- [The problem] Reproduce the entries below verbatim, starting at the first line and ending at the line that contains "line-text: informé du", including both of those lines.

++++++

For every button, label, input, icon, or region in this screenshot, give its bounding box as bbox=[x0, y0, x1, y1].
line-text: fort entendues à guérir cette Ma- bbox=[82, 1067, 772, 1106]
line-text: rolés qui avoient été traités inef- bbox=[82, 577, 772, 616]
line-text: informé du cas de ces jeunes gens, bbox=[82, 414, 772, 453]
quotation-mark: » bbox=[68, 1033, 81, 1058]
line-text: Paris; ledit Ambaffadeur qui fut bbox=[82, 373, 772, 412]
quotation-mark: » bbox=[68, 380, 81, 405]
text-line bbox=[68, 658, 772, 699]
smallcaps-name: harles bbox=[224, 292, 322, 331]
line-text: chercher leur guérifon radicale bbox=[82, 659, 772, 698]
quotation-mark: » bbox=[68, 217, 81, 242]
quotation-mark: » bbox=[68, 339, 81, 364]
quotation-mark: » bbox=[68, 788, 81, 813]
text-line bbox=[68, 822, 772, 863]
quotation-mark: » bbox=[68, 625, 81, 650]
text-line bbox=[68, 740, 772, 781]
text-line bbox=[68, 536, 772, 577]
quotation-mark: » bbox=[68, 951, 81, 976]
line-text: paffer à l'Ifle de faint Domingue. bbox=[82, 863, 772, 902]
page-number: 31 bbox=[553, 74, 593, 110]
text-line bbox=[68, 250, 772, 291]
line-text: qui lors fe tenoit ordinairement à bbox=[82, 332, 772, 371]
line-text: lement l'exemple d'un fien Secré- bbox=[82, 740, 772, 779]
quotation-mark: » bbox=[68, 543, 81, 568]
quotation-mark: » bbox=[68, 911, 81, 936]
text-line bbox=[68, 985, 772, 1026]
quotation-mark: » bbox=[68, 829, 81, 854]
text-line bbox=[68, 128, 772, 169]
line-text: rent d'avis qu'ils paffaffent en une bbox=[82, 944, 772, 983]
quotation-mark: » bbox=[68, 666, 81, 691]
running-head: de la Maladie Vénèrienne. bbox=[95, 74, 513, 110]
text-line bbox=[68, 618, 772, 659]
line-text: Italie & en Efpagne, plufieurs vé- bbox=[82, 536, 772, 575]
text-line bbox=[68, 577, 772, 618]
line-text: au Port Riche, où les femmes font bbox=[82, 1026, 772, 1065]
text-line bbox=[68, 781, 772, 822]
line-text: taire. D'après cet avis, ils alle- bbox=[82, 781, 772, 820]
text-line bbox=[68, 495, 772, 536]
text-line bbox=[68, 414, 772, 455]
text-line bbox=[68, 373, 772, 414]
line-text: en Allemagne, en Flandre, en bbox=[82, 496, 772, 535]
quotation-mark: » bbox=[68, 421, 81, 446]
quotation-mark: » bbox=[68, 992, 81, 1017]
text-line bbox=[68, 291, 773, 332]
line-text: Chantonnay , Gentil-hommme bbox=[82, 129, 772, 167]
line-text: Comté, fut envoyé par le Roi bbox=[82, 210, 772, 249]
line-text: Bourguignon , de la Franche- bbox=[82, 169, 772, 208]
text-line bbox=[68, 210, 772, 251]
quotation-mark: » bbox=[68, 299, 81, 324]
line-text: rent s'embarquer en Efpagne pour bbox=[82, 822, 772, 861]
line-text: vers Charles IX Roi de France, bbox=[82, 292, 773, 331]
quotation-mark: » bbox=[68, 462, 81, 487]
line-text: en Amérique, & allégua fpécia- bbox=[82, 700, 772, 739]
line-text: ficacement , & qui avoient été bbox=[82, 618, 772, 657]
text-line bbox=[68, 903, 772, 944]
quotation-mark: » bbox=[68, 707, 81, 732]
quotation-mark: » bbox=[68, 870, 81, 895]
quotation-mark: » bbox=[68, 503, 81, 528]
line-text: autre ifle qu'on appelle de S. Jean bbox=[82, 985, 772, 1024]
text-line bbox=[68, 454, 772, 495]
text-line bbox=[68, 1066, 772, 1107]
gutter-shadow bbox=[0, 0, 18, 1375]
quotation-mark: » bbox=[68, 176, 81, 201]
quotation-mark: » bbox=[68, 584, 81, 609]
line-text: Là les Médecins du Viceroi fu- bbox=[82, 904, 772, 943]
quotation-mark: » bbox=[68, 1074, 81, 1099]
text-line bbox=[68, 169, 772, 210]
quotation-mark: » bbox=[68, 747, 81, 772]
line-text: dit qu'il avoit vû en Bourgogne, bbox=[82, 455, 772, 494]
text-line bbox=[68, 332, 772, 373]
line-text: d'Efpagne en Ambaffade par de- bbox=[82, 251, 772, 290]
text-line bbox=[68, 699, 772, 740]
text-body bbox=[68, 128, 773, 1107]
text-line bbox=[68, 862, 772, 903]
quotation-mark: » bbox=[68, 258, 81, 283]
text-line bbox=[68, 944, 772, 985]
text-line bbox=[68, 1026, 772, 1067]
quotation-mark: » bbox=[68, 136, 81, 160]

++++++

- [Solution]
For every button, label, input, icon, or region in this screenshot, give its bounding box as bbox=[x0, y0, x1, y1].
line-text: fort entendues à guérir cette Ma- bbox=[82, 1067, 772, 1106]
line-text: rolés qui avoient été traités inef- bbox=[82, 577, 772, 616]
line-text: informé du cas de ces jeunes gens, bbox=[82, 414, 772, 453]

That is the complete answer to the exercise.